■ **Written problem**: Will you transcribe the entries that follow, exactly and in full?
※ ※ ※
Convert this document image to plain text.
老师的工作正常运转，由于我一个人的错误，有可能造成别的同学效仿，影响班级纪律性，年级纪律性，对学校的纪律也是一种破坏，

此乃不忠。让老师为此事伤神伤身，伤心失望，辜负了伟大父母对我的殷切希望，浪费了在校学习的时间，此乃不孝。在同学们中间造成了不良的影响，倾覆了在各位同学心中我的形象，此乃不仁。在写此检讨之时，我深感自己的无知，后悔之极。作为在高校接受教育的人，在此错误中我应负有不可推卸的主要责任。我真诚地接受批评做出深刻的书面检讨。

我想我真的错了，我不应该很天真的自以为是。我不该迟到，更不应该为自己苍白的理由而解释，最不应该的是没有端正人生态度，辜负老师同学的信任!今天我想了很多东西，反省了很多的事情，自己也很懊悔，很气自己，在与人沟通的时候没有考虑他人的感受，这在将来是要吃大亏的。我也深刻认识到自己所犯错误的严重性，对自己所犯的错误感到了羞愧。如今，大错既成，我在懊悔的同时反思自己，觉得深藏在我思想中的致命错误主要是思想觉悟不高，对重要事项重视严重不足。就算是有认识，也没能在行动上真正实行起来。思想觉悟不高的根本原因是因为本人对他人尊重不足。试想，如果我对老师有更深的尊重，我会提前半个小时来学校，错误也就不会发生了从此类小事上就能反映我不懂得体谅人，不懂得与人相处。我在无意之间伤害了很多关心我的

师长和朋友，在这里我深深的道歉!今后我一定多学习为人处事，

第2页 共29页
※ ※ ※
■ **Solution below**:
Convert this document image to plain text.
老师的工作正常运转，由于我一个人的错误，有可能造成别的同学效仿，影响班级纪律性，年级纪律性，对学校的纪律也是一种破坏，

此乃不忠。让老师为此事伤神伤身，伤心失望，辜负了伟大父母对我的殷切希望，浪费了在校学习的时间，此乃不孝。在同学们中间造成了不良的影响，倾覆了在各位同学心中我的形象，此乃不仁。在写此检讨之时，我深感自己的无知，后悔之极。作为在高校接受教育的人，在此错误中我应负有不可推卸的主要责任。我真诚地接受批评做出深刻的书面检讨。

我想我真的错了，我不应该很天真的自以为是。我不该迟到，更不应该为自己苍白的理由而解释，最不应该的是没有端正人生态度，辜负老师同学的信任!今天我想了很多东西，反省了很多的事情，自己也很懊悔，很气自己，在与人沟通的时候没有考虑他人的感受，这在将来是要吃大亏的。我也深刻认识到自己所犯错误的严重性，对自己所犯的错误感到了羞愧。如今，大错既成，我在懊悔的同时反思自己，觉得深藏在我思想中的致命错误主要是思想觉悟不高，对重要事项重视严重不足。就算是有认识，也没能在行动上真正实行起来。思想觉悟不高的根本原因是因为本人对他人尊重不足。试想，如果我对老师有更深的尊重，我会提前半个小时来学校，错误也就不会发生了从此类小事上就能反映我不懂得体谅人，不懂得与人相处。我在无意之间伤害了很多关心我的

师长和朋友，在这里我深深的道歉!今后我一定多学习为人处事，

第2页 共29页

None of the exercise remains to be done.